-- Begin Task input --

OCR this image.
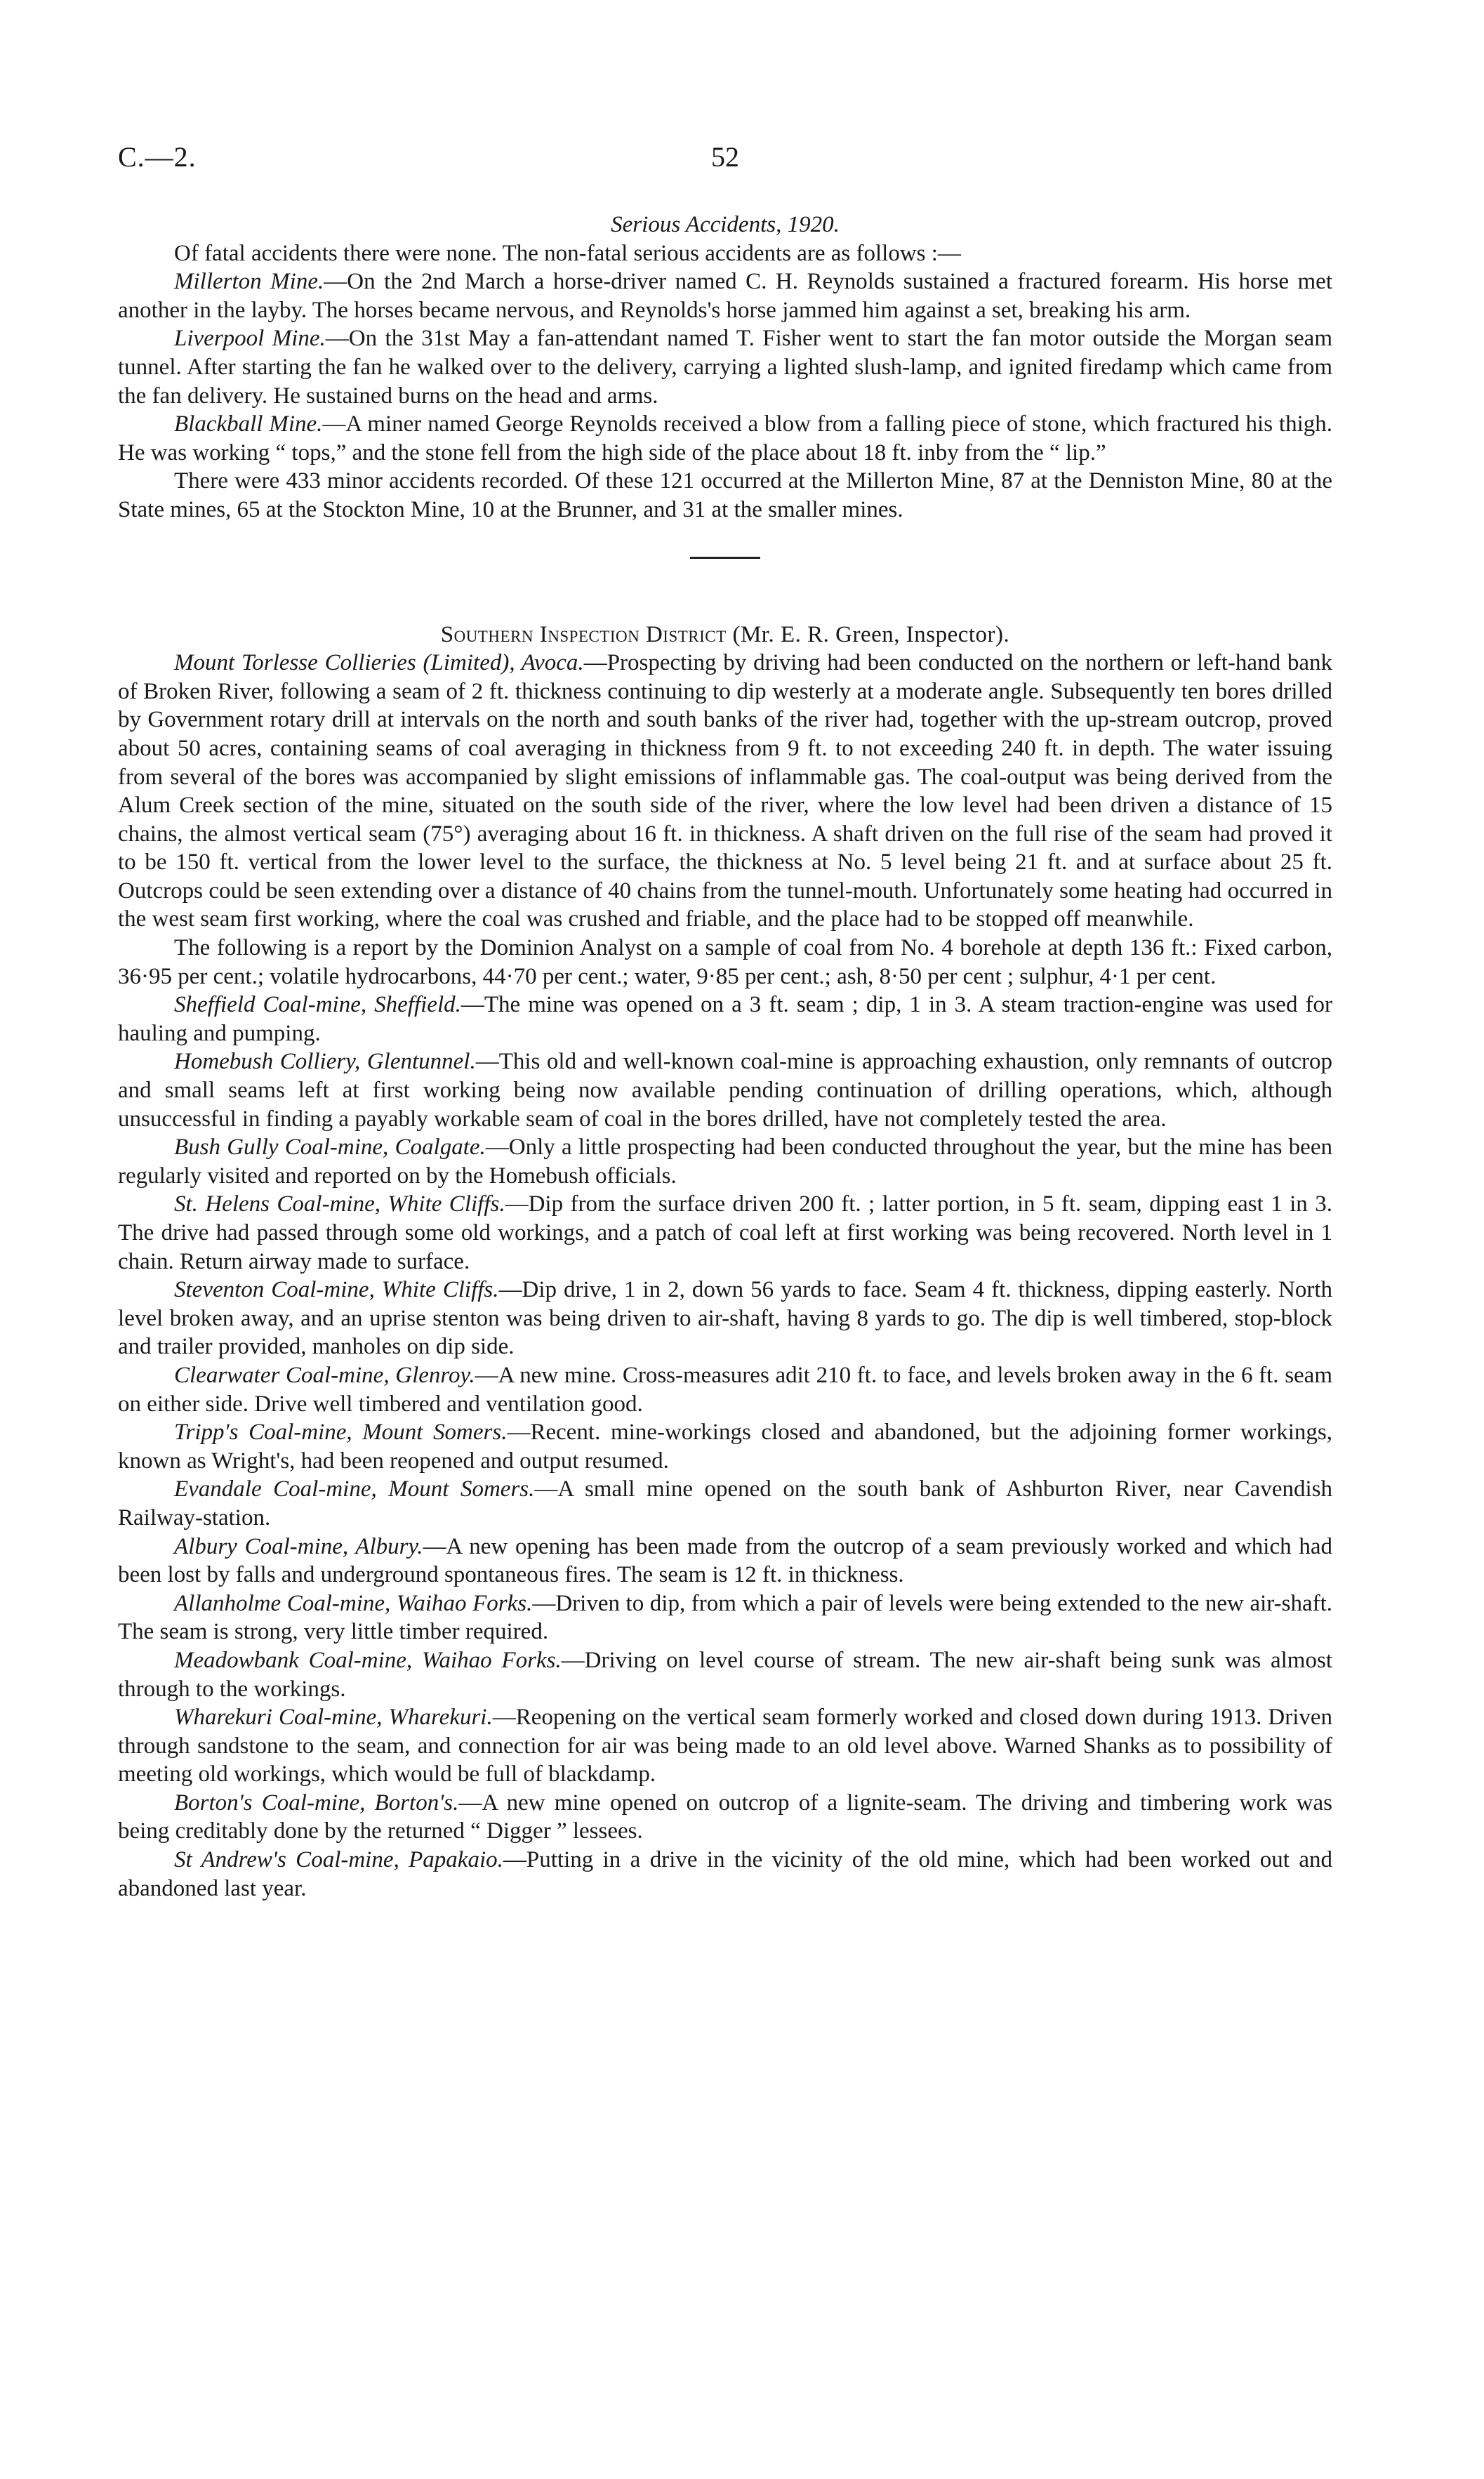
C.—2.	52

Serious Accidents, 1920.

Of fatal accidents there were none. The non-fatal serious accidents are as follows :—

Millerton Mine.—On the 2nd March a horse-driver named C. H. Reynolds sustained a fractured forearm. His horse met another in the layby. The horses became nervous, and Reynolds's horse jammed him against a set, breaking his arm.

Liverpool Mine.—On the 31st May a fan-attendant named T. Fisher went to start the fan motor outside the Morgan seam tunnel. After starting the fan he walked over to the delivery, carrying a lighted slush-lamp, and ignited firedamp which came from the fan delivery. He sustained burns on the head and arms.

Blackball Mine.—A miner named George Reynolds received a blow from a falling piece of stone, which fractured his thigh. He was working “ tops,” and the stone fell from the high side of the place about 18 ft. inby from the “ lip.”

There were 433 minor accidents recorded. Of these 121 occurred at the Millerton Mine, 87 at the Denniston Mine, 80 at the State mines, 65 at the Stockton Mine, 10 at the Brunner, and 31 at the smaller mines.

Southern Inspection District (Mr. E. R. Green, Inspector).

Mount Torlesse Collieries (Limited), Avoca.—Prospecting by driving had been conducted on the northern or left-hand bank of Broken River, following a seam of 2 ft. thickness continuing to dip westerly at a moderate angle. Subsequently ten bores drilled by Government rotary drill at intervals on the north and south banks of the river had, together with the up-stream outcrop, proved about 50 acres, containing seams of coal averaging in thickness from 9 ft. to not exceeding 240 ft. in depth. The water issuing from several of the bores was accompanied by slight emissions of inflammable gas. The coal-output was being derived from the Alum Creek section of the mine, situated on the south side of the river, where the low level had been driven a distance of 15 chains, the almost vertical seam (75°) averaging about 16 ft. in thickness. A shaft driven on the full rise of the seam had proved it to be 150 ft. vertical from the lower level to the surface, the thickness at No. 5 level being 21 ft. and at surface about 25 ft. Outcrops could be seen extending over a distance of 40 chains from the tunnel-mouth. Unfortunately some heating had occurred in the west seam first working, where the coal was crushed and friable, and the place had to be stopped off meanwhile.

The following is a report by the Dominion Analyst on a sample of coal from No. 4 borehole at depth 136 ft.: Fixed carbon, 36·95 per cent.; volatile hydrocarbons, 44·70 per cent.; water, 9·85 per cent.; ash, 8·50 per cent ; sulphur, 4·1 per cent.

Sheffield Coal-mine, Sheffield.—The mine was opened on a 3 ft. seam ; dip, 1 in 3. A steam traction-engine was used for hauling and pumping.

Homebush Colliery, Glentunnel.—This old and well-known coal-mine is approaching exhaustion, only remnants of outcrop and small seams left at first working being now available pending continuation of drilling operations, which, although unsuccessful in finding a payably workable seam of coal in the bores drilled, have not completely tested the area.

Bush Gully Coal-mine, Coalgate.—Only a little prospecting had been conducted throughout the year, but the mine has been regularly visited and reported on by the Homebush officials.

St. Helens Coal-mine, White Cliffs.—Dip from the surface driven 200 ft. ; latter portion, in 5 ft. seam, dipping east 1 in 3. The drive had passed through some old workings, and a patch of coal left at first working was being recovered. North level in 1 chain. Return airway made to surface.

Steventon Coal-mine, White Cliffs.—Dip drive, 1 in 2, down 56 yards to face. Seam 4 ft. thickness, dipping easterly. North level broken away, and an uprise stenton was being driven to air-shaft, having 8 yards to go. The dip is well timbered, stop-block and trailer provided, manholes on dip side.

Clearwater Coal-mine, Glenroy.—A new mine. Cross-measures adit 210 ft. to face, and levels broken away in the 6 ft. seam on either side. Drive well timbered and ventilation good.

Tripp's Coal-mine, Mount Somers.—Recent. mine-workings closed and abandoned, but the adjoining former workings, known as Wright's, had been reopened and output resumed.

Evandale Coal-mine, Mount Somers.—A small mine opened on the south bank of Ashburton River, near Cavendish Railway-station.

Albury Coal-mine, Albury.—A new opening has been made from the outcrop of a seam previously worked and which had been lost by falls and underground spontaneous fires. The seam is 12 ft. in thickness.

Allanholme Coal-mine, Waihao Forks.—Driven to dip, from which a pair of levels were being extended to the new air-shaft. The seam is strong, very little timber required.

Meadowbank Coal-mine, Waihao Forks.—Driving on level course of stream. The new air-shaft being sunk was almost through to the workings.

Wharekuri Coal-mine, Wharekuri.—Reopening on the vertical seam formerly worked and closed down during 1913. Driven through sandstone to the seam, and connection for air was being made to an old level above. Warned Shanks as to possibility of meeting old workings, which would be full of blackdamp.

Borton's Coal-mine, Borton's.—A new mine opened on outcrop of a lignite-seam. The driving and timbering work was being creditably done by the returned “ Digger ” lessees.

St Andrew's Coal-mine, Papakaio.—Putting in a drive in the vicinity of the old mine, which had been worked out and abandoned last year.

-- End Task input --

__Directions__: Give the number of lines in the entries that include the string "levels", and nothing more.

__Solution to this problem__: 2